==== DATA EXTRACT

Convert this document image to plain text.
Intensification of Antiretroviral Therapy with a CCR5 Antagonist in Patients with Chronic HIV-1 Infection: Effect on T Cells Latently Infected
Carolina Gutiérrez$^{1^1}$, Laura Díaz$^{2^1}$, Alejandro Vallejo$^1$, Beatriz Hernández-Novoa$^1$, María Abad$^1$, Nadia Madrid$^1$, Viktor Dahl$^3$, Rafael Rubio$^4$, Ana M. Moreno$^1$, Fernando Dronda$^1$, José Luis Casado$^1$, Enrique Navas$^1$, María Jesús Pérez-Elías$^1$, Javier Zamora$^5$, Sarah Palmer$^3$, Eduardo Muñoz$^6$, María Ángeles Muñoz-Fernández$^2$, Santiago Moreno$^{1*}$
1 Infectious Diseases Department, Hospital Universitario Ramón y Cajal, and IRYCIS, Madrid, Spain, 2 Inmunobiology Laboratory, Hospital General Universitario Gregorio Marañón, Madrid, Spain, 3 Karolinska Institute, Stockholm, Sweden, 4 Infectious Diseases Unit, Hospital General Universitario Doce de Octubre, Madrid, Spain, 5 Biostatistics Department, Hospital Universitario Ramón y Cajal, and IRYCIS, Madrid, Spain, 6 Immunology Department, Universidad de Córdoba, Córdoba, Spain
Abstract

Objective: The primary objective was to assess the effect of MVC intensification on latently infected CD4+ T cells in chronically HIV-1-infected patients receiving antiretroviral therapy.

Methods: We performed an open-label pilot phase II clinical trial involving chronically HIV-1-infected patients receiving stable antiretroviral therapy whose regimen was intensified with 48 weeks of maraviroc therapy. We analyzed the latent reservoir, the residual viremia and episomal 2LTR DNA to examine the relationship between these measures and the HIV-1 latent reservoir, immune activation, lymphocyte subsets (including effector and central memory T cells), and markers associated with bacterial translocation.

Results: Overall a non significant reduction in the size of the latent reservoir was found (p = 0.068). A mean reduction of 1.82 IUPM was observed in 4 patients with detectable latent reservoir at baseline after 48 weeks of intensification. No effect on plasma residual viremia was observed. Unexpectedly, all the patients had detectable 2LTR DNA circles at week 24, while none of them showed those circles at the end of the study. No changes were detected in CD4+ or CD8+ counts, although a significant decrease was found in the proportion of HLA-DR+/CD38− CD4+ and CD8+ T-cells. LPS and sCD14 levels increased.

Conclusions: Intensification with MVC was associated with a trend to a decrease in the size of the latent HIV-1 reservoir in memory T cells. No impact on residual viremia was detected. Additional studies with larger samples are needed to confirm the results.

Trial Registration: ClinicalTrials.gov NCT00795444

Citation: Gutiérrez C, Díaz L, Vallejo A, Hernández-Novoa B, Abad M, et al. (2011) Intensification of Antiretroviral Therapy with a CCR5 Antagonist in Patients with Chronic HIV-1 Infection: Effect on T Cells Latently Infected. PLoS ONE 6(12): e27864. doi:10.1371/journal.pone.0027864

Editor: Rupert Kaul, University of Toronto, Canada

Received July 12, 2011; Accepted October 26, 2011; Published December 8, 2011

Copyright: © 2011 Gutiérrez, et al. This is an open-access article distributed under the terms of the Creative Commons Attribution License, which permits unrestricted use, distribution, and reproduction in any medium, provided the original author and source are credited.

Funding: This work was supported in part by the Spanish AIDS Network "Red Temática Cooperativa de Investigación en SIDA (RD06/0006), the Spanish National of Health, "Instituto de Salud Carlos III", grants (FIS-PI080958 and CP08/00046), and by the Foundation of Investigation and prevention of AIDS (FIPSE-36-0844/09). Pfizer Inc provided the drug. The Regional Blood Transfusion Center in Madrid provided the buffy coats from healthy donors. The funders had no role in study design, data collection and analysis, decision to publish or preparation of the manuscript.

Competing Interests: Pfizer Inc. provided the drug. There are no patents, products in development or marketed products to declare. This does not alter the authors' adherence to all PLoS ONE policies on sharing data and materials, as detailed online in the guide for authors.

========

• AIM OF THE TASK
Print out an identical copy of the whole listing.

• WRITTEN ANSWER
Convert this document image to plain text.
Intensification of Antiretroviral Therapy with a CCR5 Antagonist in Patients with Chronic HIV-1 Infection: Effect on T Cells Latently Infected
Carolina Gutiérrez$^{1^1}$, Laura Díaz$^{2^1}$, Alejandro Vallejo$^1$, Beatriz Hernández-Novoa$^1$, María Abad$^1$, Nadia Madrid$^1$, Viktor Dahl$^3$, Rafael Rubio$^4$, Ana M. Moreno$^1$, Fernando Dronda$^1$, José Luis Casado$^1$, Enrique Navas$^1$, María Jesús Pérez-Elías$^1$, Javier Zamora$^5$, Sarah Palmer$^3$, Eduardo Muñoz$^6$, María Ángeles Muñoz-Fernández$^2$, Santiago Moreno$^{1*}$
1 Infectious Diseases Department, Hospital Universitario Ramón y Cajal, and IRYCIS, Madrid, Spain, 2 Inmunobiology Laboratory, Hospital General Universitario Gregorio Marañón, Madrid, Spain, 3 Karolinska Institute, Stockholm, Sweden, 4 Infectious Diseases Unit, Hospital General Universitario Doce de Octubre, Madrid, Spain, 5 Biostatistics Department, Hospital Universitario Ramón y Cajal, and IRYCIS, Madrid, Spain, 6 Immunology Department, Universidad de Córdoba, Córdoba, Spain
Abstract

Objective: The primary objective was to assess the effect of MVC intensification on latently infected CD4+ T cells in chronically HIV-1-infected patients receiving antiretroviral therapy.

Methods: We performed an open-label pilot phase II clinical trial involving chronically HIV-1-infected patients receiving stable antiretroviral therapy whose regimen was intensified with 48 weeks of maraviroc therapy. We analyzed the latent reservoir, the residual viremia and episomal 2LTR DNA to examine the relationship between these measures and the HIV-1 latent reservoir, immune activation, lymphocyte subsets (including effector and central memory T cells), and markers associated with bacterial translocation.

Results: Overall a non significant reduction in the size of the latent reservoir was found (p = 0.068). A mean reduction of 1.82 IUPM was observed in 4 patients with detectable latent reservoir at baseline after 48 weeks of intensification. No effect on plasma residual viremia was observed. Unexpectedly, all the patients had detectable 2LTR DNA circles at week 24, while none of them showed those circles at the end of the study. No changes were detected in CD4+ or CD8+ counts, although a significant decrease was found in the proportion of HLA-DR+/CD38− CD4+ and CD8+ T-cells. LPS and sCD14 levels increased.

Conclusions: Intensification with MVC was associated with a trend to a decrease in the size of the latent HIV-1 reservoir in memory T cells. No impact on residual viremia was detected. Additional studies with larger samples are needed to confirm the results.

Trial Registration: ClinicalTrials.gov NCT00795444

Citation: Gutiérrez C, Díaz L, Vallejo A, Hernández-Novoa B, Abad M, et al. (2011) Intensification of Antiretroviral Therapy with a CCR5 Antagonist in Patients with Chronic HIV-1 Infection: Effect on T Cells Latently Infected. PLoS ONE 6(12): e27864. doi:10.1371/journal.pone.0027864

Editor: Rupert Kaul, University of Toronto, Canada

Received July 12, 2011; Accepted October 26, 2011; Published December 8, 2011

Copyright: © 2011 Gutiérrez, et al. This is an open-access article distributed under the terms of the Creative Commons Attribution License, which permits unrestricted use, distribution, and reproduction in any medium, provided the original author and source are credited.

Funding: This work was supported in part by the Spanish AIDS Network "Red Temática Cooperativa de Investigación en SIDA (RD06/0006), the Spanish National of Health, "Instituto de Salud Carlos III", grants (FIS-PI080958 and CP08/00046), and by the Foundation of Investigation and prevention of AIDS (FIPSE-36-0844/09). Pfizer Inc provided the drug. The Regional Blood Transfusion Center in Madrid provided the buffy coats from healthy donors. The funders had no role in study design, data collection and analysis, decision to publish or preparation of the manuscript.

Competing Interests: Pfizer Inc. provided the drug. There are no patents, products in development or marketed products to declare. This does not alter the authors' adherence to all PLoS ONE policies on sharing data and materials, as detailed online in the guide for authors.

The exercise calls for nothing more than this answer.